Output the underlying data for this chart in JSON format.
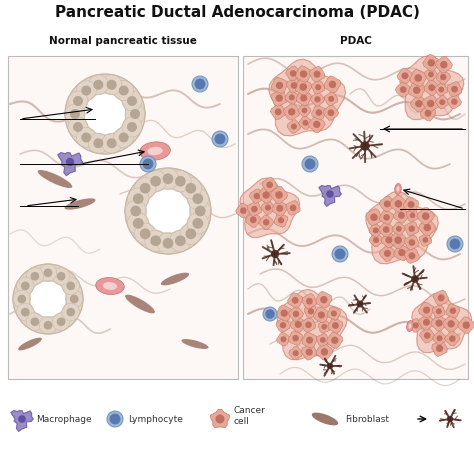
{
  "title": "Pancreatic Ductal Adenocarcinoma (PDAC)",
  "left_panel_title": "Normal pancreatic tissue",
  "right_panel_title": "PDAC",
  "bg_color": "#ffffff",
  "panel_bg": "#fdf8f5",
  "panel_border": "#bbbbbb",
  "duct_cell_fill": "#e2d5c8",
  "duct_cell_edge": "#c8b8a5",
  "duct_nucleus_color": "#b5a595",
  "duct_lumen_color": "#f5ede6",
  "cancer_blob_fill": "#e8a898",
  "cancer_blob_edge": "#c87868",
  "cancer_cell_fill": "#e8a898",
  "cancer_cell_edge": "#c07860",
  "cancer_nucleus_fill": "#c07060",
  "cancer_cell_inner": "#d08878",
  "macrophage_fill": "#9080c0",
  "macrophage_edge": "#7060a0",
  "macrophage_nucleus": "#6050a0",
  "lymphocyte_fill": "#a0b8d8",
  "lymphocyte_edge": "#7090b8",
  "lymphocyte_nucleus": "#5878b0",
  "rbc_fill": "#e89898",
  "rbc_edge": "#c07070",
  "rbc_center": "#f5d0d0",
  "fiber_color": "#a07060",
  "spindle_color": "#8B6050",
  "stellate_color": "#4a2820",
  "arrow_color": "#222222",
  "legend_text_color": "#333333",
  "title_fontsize": 11,
  "panel_title_fontsize": 7.5,
  "legend_fontsize": 6.5
}
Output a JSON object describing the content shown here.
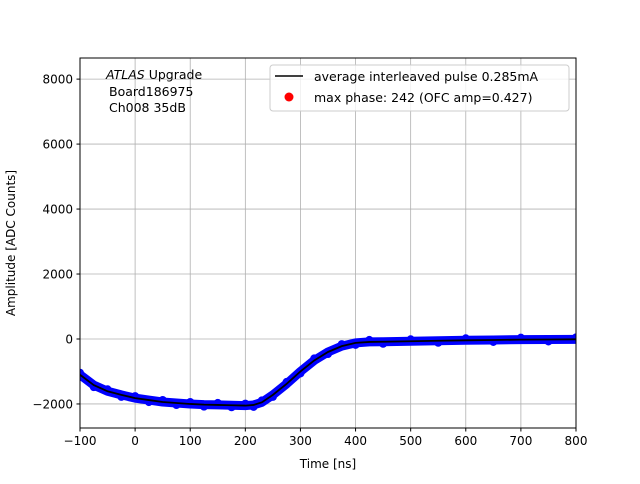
{
  "chart_data": {
    "type": "line",
    "title": "",
    "xlabel": "Time [ns]",
    "ylabel": "Amplitude [ADC Counts]",
    "xlim": [
      -100,
      800
    ],
    "ylim": [
      -2740,
      8650
    ],
    "grid": true,
    "xticks": [
      -100,
      0,
      100,
      200,
      300,
      400,
      500,
      600,
      700,
      800
    ],
    "yticks": [
      -2000,
      0,
      2000,
      4000,
      6000,
      8000
    ],
    "xtick_labels": [
      "−100",
      "0",
      "100",
      "200",
      "300",
      "400",
      "500",
      "600",
      "700",
      "800"
    ],
    "ytick_labels": [
      "−2000",
      "0",
      "2000",
      "4000",
      "6000",
      "8000"
    ],
    "annotation": {
      "atlas": "ATLAS",
      "upgrade": "Upgrade",
      "board": "Board186975",
      "channel": "Ch008 35dB"
    },
    "legend": {
      "placement": "top-right",
      "entries": [
        {
          "label": "average interleaved pulse 0.285mA",
          "marker": "line",
          "color": "#000000"
        },
        {
          "label": "max phase: 242 (OFC amp=0.427)",
          "marker": "dot",
          "color": "#ff0000"
        }
      ]
    },
    "x": [
      -100,
      -75,
      -50,
      -25,
      0,
      25,
      50,
      75,
      100,
      125,
      150,
      175,
      200,
      215,
      230,
      250,
      275,
      300,
      325,
      350,
      375,
      400,
      425,
      450,
      500,
      550,
      600,
      650,
      700,
      750,
      800
    ],
    "series": [
      {
        "role": "samples",
        "color": "#0000ff",
        "values": [
          -1100,
          -1420,
          -1610,
          -1720,
          -1820,
          -1880,
          -1940,
          -1970,
          -2000,
          -2020,
          -2030,
          -2040,
          -2050,
          -2030,
          -1950,
          -1720,
          -1380,
          -1000,
          -660,
          -400,
          -220,
          -120,
          -90,
          -85,
          -70,
          -55,
          -40,
          -30,
          -20,
          -15,
          -10
        ]
      },
      {
        "role": "average",
        "color": "#000000",
        "values": [
          -1100,
          -1420,
          -1610,
          -1720,
          -1820,
          -1880,
          -1940,
          -1970,
          -2000,
          -2020,
          -2030,
          -2040,
          -2050,
          -2030,
          -1950,
          -1720,
          -1380,
          -1000,
          -660,
          -400,
          -220,
          -120,
          -90,
          -85,
          -70,
          -55,
          -40,
          -30,
          -20,
          -15,
          -10
        ]
      }
    ]
  }
}
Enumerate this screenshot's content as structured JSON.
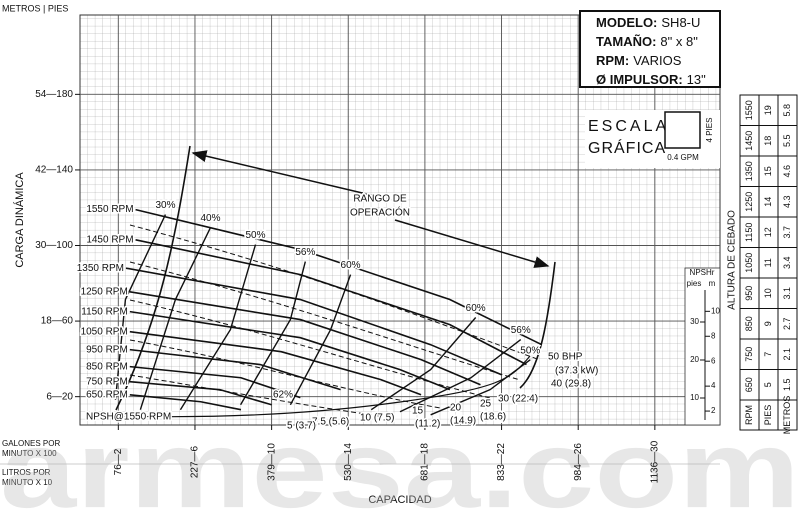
{
  "chart_data": {
    "type": "pump-curve",
    "y_header": "METROS | PIES",
    "ylabel": "CARGA DINÁMICA",
    "xlabel": "CAPACIDAD",
    "x_units": [
      "GALONES POR",
      "MINUTO X 100",
      "LITROS POR",
      "MINUTO X 10"
    ],
    "xlim": [
      0,
      33.4
    ],
    "ylim": [
      5,
      222
    ],
    "xticks": [
      {
        "value": 2,
        "label": "76—2"
      },
      {
        "value": 6,
        "label": "227—6"
      },
      {
        "value": 10,
        "label": "379—10"
      },
      {
        "value": 14,
        "label": "530—14"
      },
      {
        "value": 18,
        "label": "681—18"
      },
      {
        "value": 22,
        "label": "833—22"
      },
      {
        "value": 26,
        "label": "984—26"
      },
      {
        "value": 30,
        "label": "1136—30"
      }
    ],
    "yticks": [
      {
        "value": 20,
        "label": "6—20"
      },
      {
        "value": 60,
        "label": "18—60"
      },
      {
        "value": 100,
        "label": "30—100"
      },
      {
        "value": 140,
        "label": "42—140"
      },
      {
        "value": 180,
        "label": "54—180"
      }
    ],
    "grid": true,
    "series": [
      {
        "name": "1550 RPM",
        "x": [
          2.9,
          11.5,
          19.3,
          24.1
        ],
        "values": [
          119,
          97.9,
          71.4,
          47.5
        ]
      },
      {
        "name": "1450 RPM",
        "x": [
          2.9,
          11.5,
          19.3,
          23.3
        ],
        "values": [
          103,
          84.6,
          58.1,
          37
        ]
      },
      {
        "name": "1350 RPM",
        "x": [
          2.4,
          11.5,
          18.3,
          22
        ],
        "values": [
          88,
          71.4,
          47.5,
          31.6
        ]
      },
      {
        "name": "1250 RPM",
        "x": [
          2.6,
          11.5,
          17.8,
          20.9
        ],
        "values": [
          75.5,
          60.8,
          39.6,
          26.3
        ]
      },
      {
        "name": "1150 RPM",
        "x": [
          2.6,
          11.5,
          16.7,
          19.3
        ],
        "values": [
          65,
          51.2,
          34.3,
          23.7
        ]
      },
      {
        "name": "1050 RPM",
        "x": [
          2.6,
          10.5,
          15.7,
          17.8
        ],
        "values": [
          54.4,
          43.8,
          29,
          21
        ]
      },
      {
        "name": "950 RPM",
        "x": [
          2.6,
          9.4,
          13.6
        ],
        "values": [
          44.9,
          37,
          23.7
        ]
      },
      {
        "name": "850 RPM",
        "x": [
          2.6,
          8.4,
          11.5
        ],
        "values": [
          35.9,
          30,
          19.5
        ]
      },
      {
        "name": "750 RPM",
        "x": [
          2.6,
          7.3,
          10
        ],
        "values": [
          27.9,
          23.7,
          15.7
        ]
      },
      {
        "name": "650 RPM",
        "x": [
          2.6,
          6.3,
          8.4
        ],
        "values": [
          21,
          17.3,
          13.1
        ]
      }
    ],
    "efficiency": [
      {
        "name": "30%",
        "x": [
          1.85,
          2.37,
          4.46
        ],
        "values": [
          18.4,
          71.4,
          116.4
        ]
      },
      {
        "name": "40%",
        "x": [
          3.15,
          4.98,
          6.81
        ],
        "values": [
          13.1,
          71.4,
          109.5
        ]
      },
      {
        "name": "50%",
        "x": [
          5.24,
          7.85,
          9.16
        ],
        "values": [
          13.1,
          55.5,
          100.5
        ]
      },
      {
        "name": "56%",
        "x": [
          8.38,
          10.98,
          11.76
        ],
        "values": [
          15.7,
          60.8,
          91.5
        ]
      },
      {
        "name": "60%",
        "x": [
          10.98,
          13.08,
          14.12
        ],
        "values": [
          15.7,
          55.5,
          84.6
        ]
      },
      {
        "name": "60%",
        "x": [
          15.2,
          18.3,
          20.65
        ],
        "values": [
          13.1,
          34.3,
          61.9
        ]
      },
      {
        "name": "56%",
        "x": [
          16.7,
          20.4,
          23
        ],
        "values": [
          12,
          30,
          50.2
        ]
      },
      {
        "name": "50%",
        "x": [
          18.3,
          21.4,
          23.5
        ],
        "values": [
          10.4,
          23.7,
          39.6
        ]
      }
    ],
    "peak_label": "62%",
    "npsh_label": "NPSH@1550 RPM",
    "bhp_labels": [
      "50 BHP",
      "(37.3 kW)",
      "40 (29.8)",
      "30 (22.4)",
      "25",
      "(18.6)",
      "20",
      "(14.9)",
      "15",
      "(11.2)",
      "10 (7.5)",
      "7.5 (5.6)",
      "5 (3.7)"
    ],
    "range_label": [
      "RANGO DE",
      "OPERACIÓN"
    ],
    "info": [
      {
        "label": "MODELO:",
        "value": "SH8-U"
      },
      {
        "label": "TAMAÑO:",
        "value": "8\" x 8\""
      },
      {
        "label": "RPM:",
        "value": "VARIOS"
      },
      {
        "label": "Ø IMPULSOR:",
        "value": "13\""
      }
    ],
    "scale": {
      "title": [
        "ESCALA",
        "GRÁFICA"
      ],
      "height": "4 PIES",
      "width": "0.4 GPM"
    },
    "npshr": {
      "title": "NPSHr",
      "feet_label": "pies",
      "meters_label": "m",
      "ylim": [
        0,
        40
      ],
      "feet_ticks": [
        10,
        20,
        30
      ],
      "meter_ticks": [
        2,
        4,
        6,
        8,
        10
      ]
    },
    "priming_table": {
      "title": "ALTURA DE CEBADO",
      "headers": [
        "RPM",
        "PIES",
        "METROS"
      ],
      "rows": [
        [
          650,
          5,
          1.5
        ],
        [
          750,
          7,
          2.1
        ],
        [
          850,
          9,
          2.7
        ],
        [
          950,
          10,
          3.1
        ],
        [
          1050,
          11,
          3.4
        ],
        [
          1150,
          12,
          3.7
        ],
        [
          1250,
          14,
          4.3
        ],
        [
          1350,
          15,
          4.6
        ],
        [
          1450,
          18,
          5.5
        ],
        [
          1550,
          19,
          5.8
        ]
      ]
    }
  },
  "watermark": "armesa.com"
}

# # # #

◆ Written instruction ◆
Only the number is wanted: how many lines of the material contain the word "this"?

◆ Written solution ◆
2